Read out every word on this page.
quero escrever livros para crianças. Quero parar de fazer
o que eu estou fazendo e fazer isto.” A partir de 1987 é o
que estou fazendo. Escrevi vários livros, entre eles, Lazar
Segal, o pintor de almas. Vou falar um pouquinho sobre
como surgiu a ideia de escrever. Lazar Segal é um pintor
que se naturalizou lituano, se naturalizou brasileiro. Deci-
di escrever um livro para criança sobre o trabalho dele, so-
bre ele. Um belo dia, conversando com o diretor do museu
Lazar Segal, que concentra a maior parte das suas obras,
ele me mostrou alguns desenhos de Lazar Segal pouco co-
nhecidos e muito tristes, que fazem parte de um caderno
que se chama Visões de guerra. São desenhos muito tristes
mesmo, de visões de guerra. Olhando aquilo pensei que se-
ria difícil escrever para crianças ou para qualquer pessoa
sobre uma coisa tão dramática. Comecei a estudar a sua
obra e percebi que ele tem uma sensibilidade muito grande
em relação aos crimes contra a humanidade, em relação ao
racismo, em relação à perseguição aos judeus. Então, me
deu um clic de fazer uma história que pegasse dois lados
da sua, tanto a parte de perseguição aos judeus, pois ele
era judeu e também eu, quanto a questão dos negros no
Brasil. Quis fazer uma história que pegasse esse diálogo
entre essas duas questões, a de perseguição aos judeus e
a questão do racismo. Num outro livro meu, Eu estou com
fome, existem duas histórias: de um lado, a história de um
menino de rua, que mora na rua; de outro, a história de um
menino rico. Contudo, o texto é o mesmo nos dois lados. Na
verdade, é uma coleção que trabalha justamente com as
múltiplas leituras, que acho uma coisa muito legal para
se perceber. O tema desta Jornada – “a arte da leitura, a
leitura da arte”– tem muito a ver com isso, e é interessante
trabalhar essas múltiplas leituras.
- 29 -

⁂

EXERCISE GOAL: Choose all lines containing the string "desenhos" and copy them out.

ANSWER TO THE EXERCISE:
ele me mostrou alguns desenhos de Lazar Segal pouco co-
que se chama Visões de guerra. São desenhos muito tristes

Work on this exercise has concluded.